### Task description
Copy out the records precisely, omitting pictures.

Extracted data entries
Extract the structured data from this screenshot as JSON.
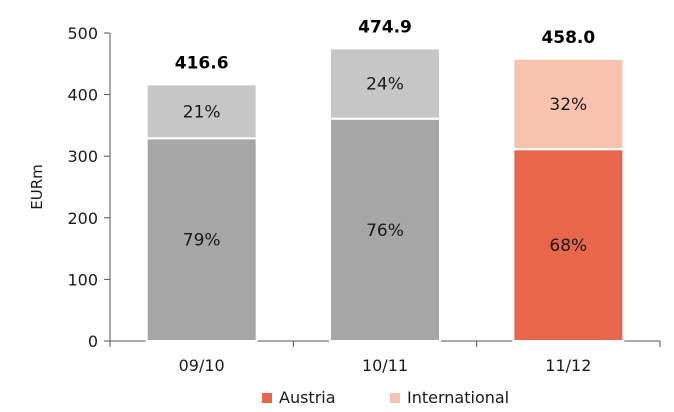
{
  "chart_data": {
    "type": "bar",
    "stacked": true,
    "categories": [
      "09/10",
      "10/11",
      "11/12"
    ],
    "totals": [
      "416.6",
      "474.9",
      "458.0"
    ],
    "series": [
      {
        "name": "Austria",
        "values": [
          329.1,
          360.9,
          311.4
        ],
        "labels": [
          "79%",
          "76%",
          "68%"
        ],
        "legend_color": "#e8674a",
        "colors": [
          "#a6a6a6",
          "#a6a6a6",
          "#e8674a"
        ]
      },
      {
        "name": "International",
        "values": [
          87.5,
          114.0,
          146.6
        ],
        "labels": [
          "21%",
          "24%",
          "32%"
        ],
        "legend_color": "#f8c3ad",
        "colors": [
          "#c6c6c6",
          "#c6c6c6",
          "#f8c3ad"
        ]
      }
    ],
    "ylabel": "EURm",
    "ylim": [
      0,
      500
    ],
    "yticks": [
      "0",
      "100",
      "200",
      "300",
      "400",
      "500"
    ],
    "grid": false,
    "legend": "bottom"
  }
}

### Written solution
Extract the structured data from this screenshot as JSON.
{
  "chart_data": {
    "type": "bar",
    "stacked": true,
    "categories": [
      "09/10",
      "10/11",
      "11/12"
    ],
    "totals": [
      "416.6",
      "474.9",
      "458.0"
    ],
    "series": [
      {
        "name": "Austria",
        "values": [
          329.1,
          360.9,
          311.4
        ],
        "labels": [
          "79%",
          "76%",
          "68%"
        ],
        "legend_color": "#e8674a",
        "colors": [
          "#a6a6a6",
          "#a6a6a6",
          "#e8674a"
        ]
      },
      {
        "name": "International",
        "values": [
          87.5,
          114.0,
          146.6
        ],
        "labels": [
          "21%",
          "24%",
          "32%"
        ],
        "legend_color": "#f8c3ad",
        "colors": [
          "#c6c6c6",
          "#c6c6c6",
          "#f8c3ad"
        ]
      }
    ],
    "ylabel": "EURm",
    "ylim": [
      0,
      500
    ],
    "yticks": [
      "0",
      "100",
      "200",
      "300",
      "400",
      "500"
    ],
    "grid": false,
    "legend": "bottom"
  }
}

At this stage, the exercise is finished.